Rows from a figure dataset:
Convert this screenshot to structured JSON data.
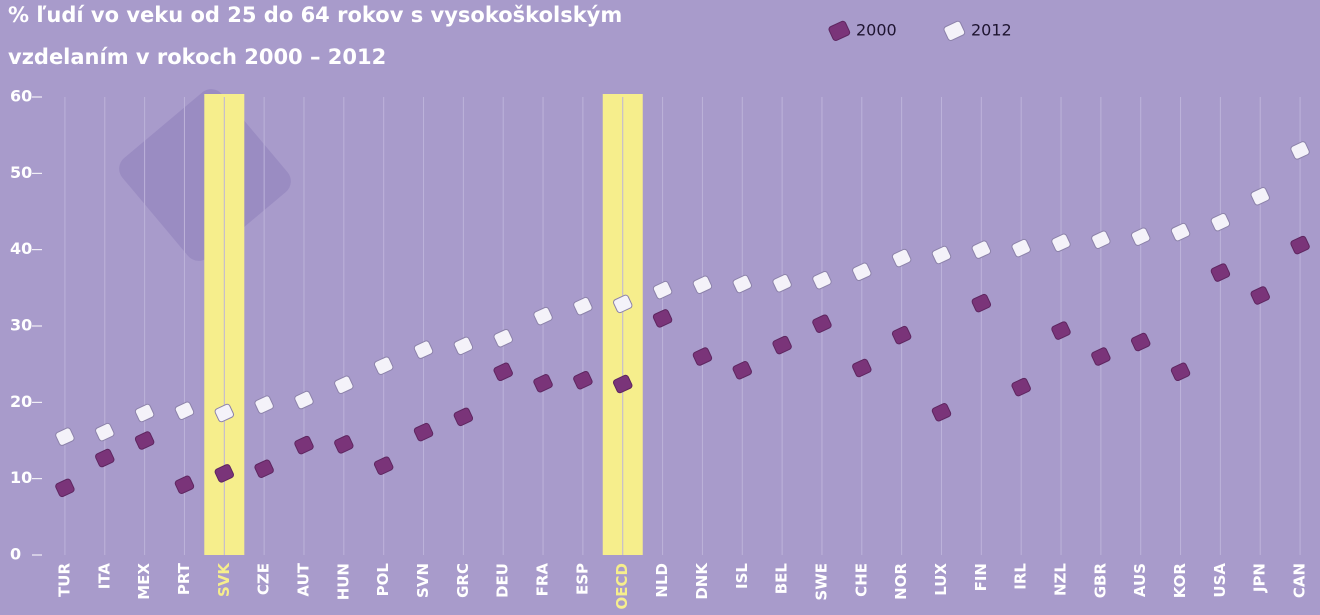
{
  "chart_data": {
    "type": "dot",
    "title": [
      "% ľudí vo veku od 25 do 64 rokov s vysokoškolským",
      "vzdelaním v rokoch 2000 – 2012"
    ],
    "categories": [
      "TUR",
      "ITA",
      "MEX",
      "PRT",
      "SVK",
      "CZE",
      "AUT",
      "HUN",
      "POL",
      "SVN",
      "GRC",
      "DEU",
      "FRA",
      "ESP",
      "OECD",
      "NLD",
      "DNK",
      "ISL",
      "BEL",
      "SWE",
      "CHE",
      "NOR",
      "LUX",
      "FIN",
      "IRL",
      "NZL",
      "GBR",
      "AUS",
      "KOR",
      "USA",
      "JPN",
      "CAN"
    ],
    "series": [
      {
        "name": "2000",
        "color": "#7a3479",
        "values": [
          8.8,
          12.7,
          15,
          9.2,
          10.7,
          11.3,
          14.4,
          14.5,
          11.7,
          16.1,
          18.1,
          24,
          22.5,
          22.9,
          22.4,
          31,
          26,
          24.2,
          27.5,
          30.3,
          24.5,
          28.8,
          18.7,
          33,
          22,
          29.4,
          26,
          27.9,
          24,
          37,
          34,
          40.6
        ]
      },
      {
        "name": "2012",
        "color": "#f4f2f9",
        "values": [
          15.5,
          16.1,
          18.6,
          18.9,
          18.6,
          19.7,
          20.3,
          22.3,
          24.8,
          26.9,
          27.4,
          28.4,
          31.3,
          32.6,
          32.9,
          34.7,
          35.4,
          35.5,
          35.6,
          36,
          37.1,
          38.9,
          39.3,
          40,
          40.2,
          40.9,
          41.3,
          41.7,
          42.3,
          43.6,
          47,
          53
        ]
      }
    ],
    "highlight": [
      4,
      14
    ],
    "highlight_color": "#f6ee8c",
    "ylim": [
      0,
      60
    ],
    "yticks": [
      0,
      10,
      20,
      30,
      40,
      50,
      60
    ],
    "grid": true
  }
}
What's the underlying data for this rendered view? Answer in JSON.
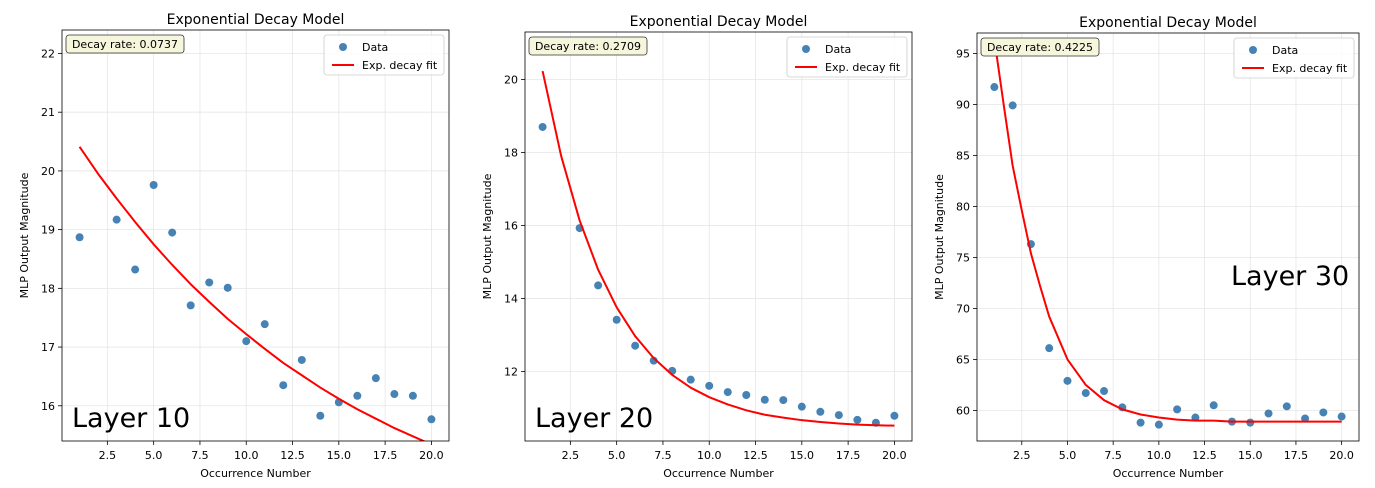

_WHAT IS EXPECTED_
The word "this" may appear on some lines. Report how many lines hold it, giving the number alone.

_SOLUTION_
2